* [Work required]: Select from the data all lines with the word "JSON".

Dataset rows about figures
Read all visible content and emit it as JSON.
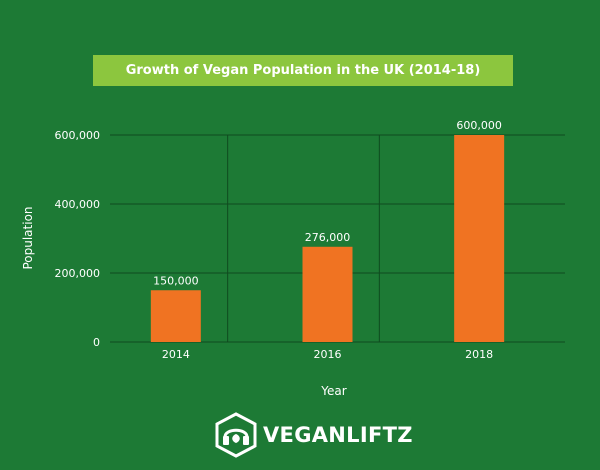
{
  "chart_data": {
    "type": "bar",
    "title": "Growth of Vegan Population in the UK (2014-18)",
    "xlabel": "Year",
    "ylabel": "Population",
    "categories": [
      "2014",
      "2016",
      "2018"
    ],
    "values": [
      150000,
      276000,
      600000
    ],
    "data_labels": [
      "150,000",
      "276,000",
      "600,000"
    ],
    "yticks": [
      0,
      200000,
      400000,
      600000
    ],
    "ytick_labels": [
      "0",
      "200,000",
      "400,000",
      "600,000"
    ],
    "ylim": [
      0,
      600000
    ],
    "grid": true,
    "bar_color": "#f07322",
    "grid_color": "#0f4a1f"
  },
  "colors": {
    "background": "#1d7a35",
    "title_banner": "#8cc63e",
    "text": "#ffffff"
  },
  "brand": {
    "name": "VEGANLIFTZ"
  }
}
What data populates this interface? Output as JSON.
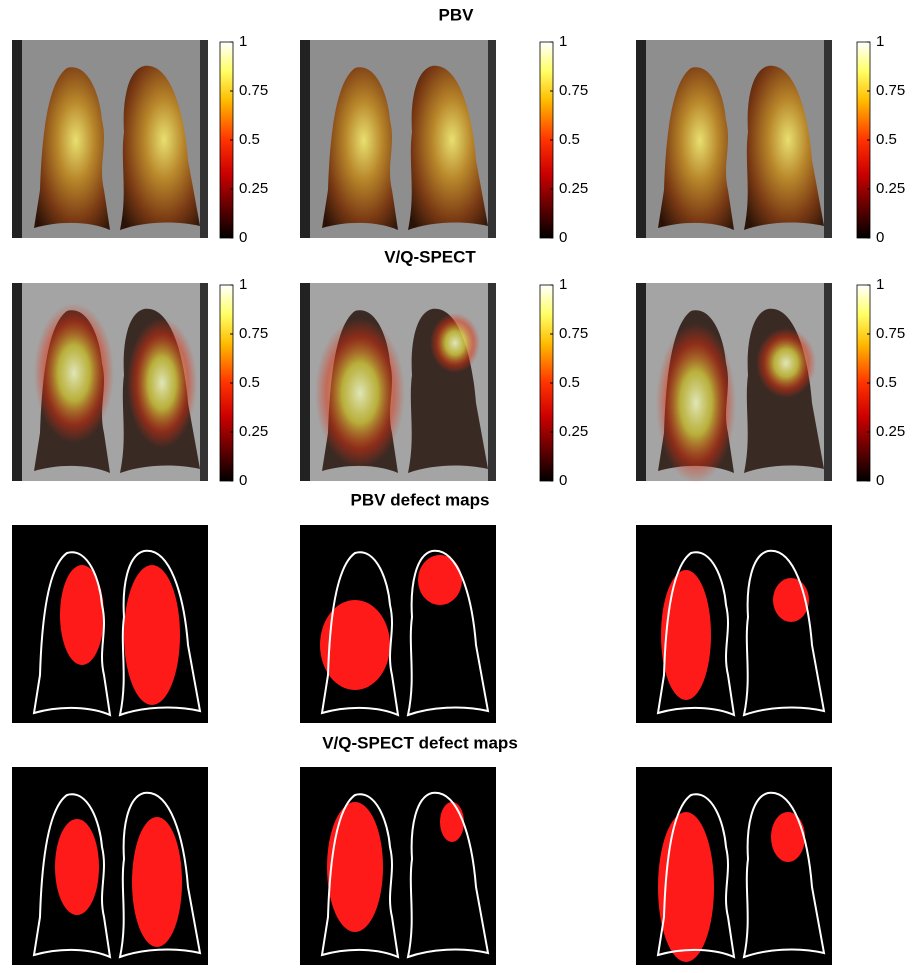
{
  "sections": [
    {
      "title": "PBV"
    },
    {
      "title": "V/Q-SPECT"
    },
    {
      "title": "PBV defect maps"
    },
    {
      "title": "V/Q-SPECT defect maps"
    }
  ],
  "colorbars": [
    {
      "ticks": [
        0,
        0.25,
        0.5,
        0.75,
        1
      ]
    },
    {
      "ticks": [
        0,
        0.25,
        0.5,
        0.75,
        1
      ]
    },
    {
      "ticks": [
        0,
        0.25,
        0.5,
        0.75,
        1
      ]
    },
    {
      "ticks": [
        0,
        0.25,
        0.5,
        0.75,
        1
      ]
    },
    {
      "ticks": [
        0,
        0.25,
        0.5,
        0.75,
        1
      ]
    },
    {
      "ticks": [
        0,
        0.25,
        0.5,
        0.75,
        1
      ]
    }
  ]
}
---
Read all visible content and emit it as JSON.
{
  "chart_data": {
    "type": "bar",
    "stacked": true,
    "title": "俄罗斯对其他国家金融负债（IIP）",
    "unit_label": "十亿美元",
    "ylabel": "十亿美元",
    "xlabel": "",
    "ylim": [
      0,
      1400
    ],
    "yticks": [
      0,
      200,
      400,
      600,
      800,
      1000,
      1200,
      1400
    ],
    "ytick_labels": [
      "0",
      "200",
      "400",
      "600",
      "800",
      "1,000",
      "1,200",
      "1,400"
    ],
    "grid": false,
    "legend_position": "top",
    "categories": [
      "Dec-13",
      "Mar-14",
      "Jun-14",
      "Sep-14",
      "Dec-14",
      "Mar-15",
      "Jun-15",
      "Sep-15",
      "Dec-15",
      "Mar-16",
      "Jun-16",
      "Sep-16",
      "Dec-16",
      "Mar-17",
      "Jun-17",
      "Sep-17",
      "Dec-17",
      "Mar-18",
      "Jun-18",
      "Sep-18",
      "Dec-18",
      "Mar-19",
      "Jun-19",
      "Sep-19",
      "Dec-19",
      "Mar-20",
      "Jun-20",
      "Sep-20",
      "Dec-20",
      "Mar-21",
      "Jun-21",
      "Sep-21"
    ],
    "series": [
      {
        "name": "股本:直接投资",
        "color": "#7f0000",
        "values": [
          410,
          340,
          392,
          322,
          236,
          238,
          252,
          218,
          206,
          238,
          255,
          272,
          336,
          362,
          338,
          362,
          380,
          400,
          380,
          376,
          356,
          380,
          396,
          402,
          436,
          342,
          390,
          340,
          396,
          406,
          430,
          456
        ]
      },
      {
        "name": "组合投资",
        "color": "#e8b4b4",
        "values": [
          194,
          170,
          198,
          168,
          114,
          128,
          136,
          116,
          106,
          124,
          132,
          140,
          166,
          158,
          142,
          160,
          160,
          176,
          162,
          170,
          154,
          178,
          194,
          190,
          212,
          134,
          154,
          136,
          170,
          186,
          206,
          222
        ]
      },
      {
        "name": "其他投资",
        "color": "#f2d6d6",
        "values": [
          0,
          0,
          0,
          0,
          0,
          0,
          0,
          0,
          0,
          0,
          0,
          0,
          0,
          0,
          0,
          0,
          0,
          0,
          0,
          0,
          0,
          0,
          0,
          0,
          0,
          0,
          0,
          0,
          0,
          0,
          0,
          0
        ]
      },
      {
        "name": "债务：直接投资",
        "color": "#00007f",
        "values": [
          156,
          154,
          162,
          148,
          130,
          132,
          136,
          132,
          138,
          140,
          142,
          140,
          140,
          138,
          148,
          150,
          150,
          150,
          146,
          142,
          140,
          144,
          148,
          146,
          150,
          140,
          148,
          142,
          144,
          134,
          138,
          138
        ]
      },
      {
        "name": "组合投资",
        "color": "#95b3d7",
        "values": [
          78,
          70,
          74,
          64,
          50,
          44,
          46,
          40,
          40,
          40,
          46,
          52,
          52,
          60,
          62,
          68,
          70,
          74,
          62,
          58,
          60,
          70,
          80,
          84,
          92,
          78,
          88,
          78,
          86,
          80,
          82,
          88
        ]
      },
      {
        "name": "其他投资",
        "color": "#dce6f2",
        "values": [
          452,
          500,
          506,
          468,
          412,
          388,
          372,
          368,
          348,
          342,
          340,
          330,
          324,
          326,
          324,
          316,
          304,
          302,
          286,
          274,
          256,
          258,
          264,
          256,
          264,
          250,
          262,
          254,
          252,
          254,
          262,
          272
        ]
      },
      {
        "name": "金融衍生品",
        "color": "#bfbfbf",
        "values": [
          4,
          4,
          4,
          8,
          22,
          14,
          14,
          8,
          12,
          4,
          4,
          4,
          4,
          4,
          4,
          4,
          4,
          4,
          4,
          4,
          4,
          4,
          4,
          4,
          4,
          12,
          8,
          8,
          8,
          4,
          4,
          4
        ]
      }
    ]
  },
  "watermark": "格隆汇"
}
* * *
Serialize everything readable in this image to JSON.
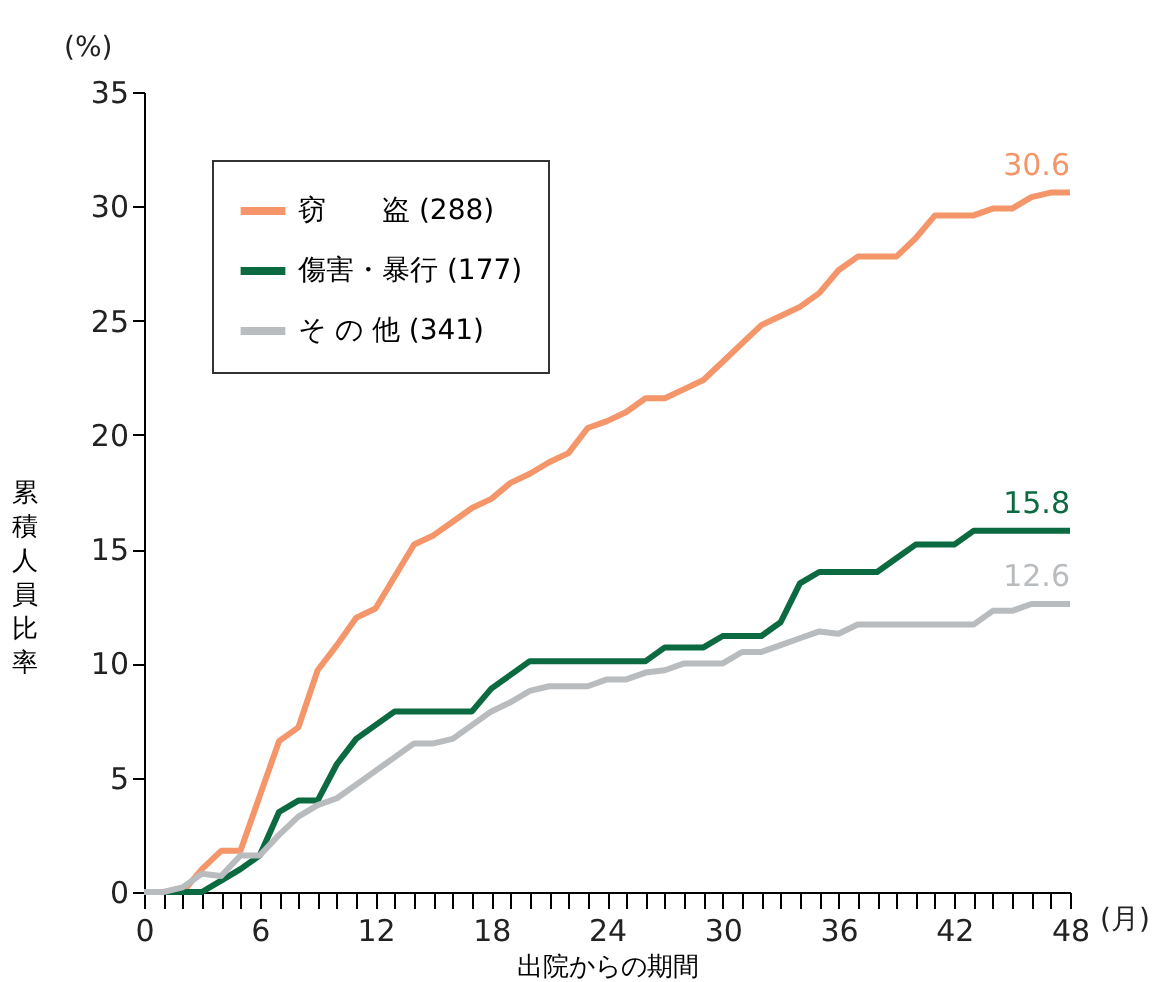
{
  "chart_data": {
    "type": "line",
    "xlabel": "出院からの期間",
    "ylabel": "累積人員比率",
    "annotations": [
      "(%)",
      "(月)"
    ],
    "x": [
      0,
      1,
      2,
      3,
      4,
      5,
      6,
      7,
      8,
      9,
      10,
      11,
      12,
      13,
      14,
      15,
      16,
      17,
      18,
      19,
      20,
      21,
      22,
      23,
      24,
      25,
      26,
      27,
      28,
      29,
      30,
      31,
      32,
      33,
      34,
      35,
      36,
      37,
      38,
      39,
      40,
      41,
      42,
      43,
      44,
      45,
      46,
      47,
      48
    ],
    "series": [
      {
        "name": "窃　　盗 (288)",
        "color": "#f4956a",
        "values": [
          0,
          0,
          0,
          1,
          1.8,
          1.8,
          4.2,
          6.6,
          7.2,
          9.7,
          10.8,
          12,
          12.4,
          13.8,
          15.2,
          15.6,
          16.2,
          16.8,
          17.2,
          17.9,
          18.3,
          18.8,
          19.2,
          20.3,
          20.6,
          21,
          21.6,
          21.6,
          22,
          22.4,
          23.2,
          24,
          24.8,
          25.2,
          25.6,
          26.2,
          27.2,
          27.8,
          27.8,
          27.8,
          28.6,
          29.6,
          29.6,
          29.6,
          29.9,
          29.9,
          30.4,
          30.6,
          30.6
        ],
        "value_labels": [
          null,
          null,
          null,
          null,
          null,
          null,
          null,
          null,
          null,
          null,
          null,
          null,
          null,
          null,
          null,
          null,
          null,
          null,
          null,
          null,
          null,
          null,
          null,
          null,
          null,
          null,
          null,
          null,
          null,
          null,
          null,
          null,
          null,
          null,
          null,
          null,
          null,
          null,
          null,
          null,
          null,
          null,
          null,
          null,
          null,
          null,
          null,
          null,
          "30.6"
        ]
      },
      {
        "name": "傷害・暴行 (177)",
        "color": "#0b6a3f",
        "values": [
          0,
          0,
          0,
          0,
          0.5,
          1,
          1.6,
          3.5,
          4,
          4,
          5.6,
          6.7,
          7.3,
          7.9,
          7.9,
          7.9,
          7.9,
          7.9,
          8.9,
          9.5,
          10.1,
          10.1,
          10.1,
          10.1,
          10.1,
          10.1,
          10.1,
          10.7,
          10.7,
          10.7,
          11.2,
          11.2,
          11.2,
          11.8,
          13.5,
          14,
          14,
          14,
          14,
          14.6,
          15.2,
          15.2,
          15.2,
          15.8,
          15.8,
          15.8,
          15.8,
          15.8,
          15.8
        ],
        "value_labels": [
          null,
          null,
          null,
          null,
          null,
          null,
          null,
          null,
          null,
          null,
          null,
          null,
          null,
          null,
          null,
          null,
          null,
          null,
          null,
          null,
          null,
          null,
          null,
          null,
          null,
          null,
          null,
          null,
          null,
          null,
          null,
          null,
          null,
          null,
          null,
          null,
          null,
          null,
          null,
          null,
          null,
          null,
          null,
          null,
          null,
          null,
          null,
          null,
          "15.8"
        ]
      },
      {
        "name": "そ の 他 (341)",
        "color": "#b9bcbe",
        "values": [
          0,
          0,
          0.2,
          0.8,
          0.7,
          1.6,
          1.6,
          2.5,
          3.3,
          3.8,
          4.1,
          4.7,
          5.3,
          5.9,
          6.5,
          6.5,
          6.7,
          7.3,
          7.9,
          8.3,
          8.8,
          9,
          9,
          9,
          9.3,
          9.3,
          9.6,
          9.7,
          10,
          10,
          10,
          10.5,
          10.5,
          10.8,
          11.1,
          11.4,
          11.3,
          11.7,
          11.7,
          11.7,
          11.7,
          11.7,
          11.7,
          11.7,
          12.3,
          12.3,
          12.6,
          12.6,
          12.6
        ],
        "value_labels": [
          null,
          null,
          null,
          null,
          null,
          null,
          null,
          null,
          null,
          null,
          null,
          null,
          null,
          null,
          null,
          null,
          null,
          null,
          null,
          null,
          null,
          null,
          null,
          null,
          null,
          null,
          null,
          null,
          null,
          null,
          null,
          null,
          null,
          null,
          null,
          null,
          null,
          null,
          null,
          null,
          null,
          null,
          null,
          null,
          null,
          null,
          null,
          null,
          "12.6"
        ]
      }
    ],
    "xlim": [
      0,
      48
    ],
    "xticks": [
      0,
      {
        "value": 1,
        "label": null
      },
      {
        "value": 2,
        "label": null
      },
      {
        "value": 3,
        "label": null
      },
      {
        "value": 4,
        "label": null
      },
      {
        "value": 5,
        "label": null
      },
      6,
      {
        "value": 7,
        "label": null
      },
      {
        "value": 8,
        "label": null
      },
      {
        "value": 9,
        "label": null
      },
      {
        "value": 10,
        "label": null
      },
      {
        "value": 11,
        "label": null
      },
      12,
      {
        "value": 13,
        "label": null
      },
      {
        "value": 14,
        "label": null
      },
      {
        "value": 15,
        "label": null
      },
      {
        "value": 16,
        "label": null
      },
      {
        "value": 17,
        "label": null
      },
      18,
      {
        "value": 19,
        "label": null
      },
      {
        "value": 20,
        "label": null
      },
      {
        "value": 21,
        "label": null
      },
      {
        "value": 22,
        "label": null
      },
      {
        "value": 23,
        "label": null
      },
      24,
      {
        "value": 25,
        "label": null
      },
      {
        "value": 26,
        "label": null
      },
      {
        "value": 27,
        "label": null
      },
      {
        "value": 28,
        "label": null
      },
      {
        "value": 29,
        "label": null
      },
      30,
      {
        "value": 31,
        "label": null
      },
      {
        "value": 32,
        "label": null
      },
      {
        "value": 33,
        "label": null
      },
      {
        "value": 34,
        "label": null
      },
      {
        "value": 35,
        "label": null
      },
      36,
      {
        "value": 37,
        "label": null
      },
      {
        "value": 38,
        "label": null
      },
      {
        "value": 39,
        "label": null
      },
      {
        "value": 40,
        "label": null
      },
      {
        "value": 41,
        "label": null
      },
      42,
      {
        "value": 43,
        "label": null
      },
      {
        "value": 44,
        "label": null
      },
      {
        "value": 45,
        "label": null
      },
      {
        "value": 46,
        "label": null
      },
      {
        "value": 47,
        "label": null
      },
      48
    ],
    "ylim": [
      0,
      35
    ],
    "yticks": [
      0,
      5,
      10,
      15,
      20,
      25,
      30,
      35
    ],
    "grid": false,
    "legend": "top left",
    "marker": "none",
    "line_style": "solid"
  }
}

* [Expected output]:
Read all visible content and emit it as JSON.
What data populates this interface? Output as JSON.
Read all visible content and emit it as JSON.
Serialize everything readable in this image to JSON.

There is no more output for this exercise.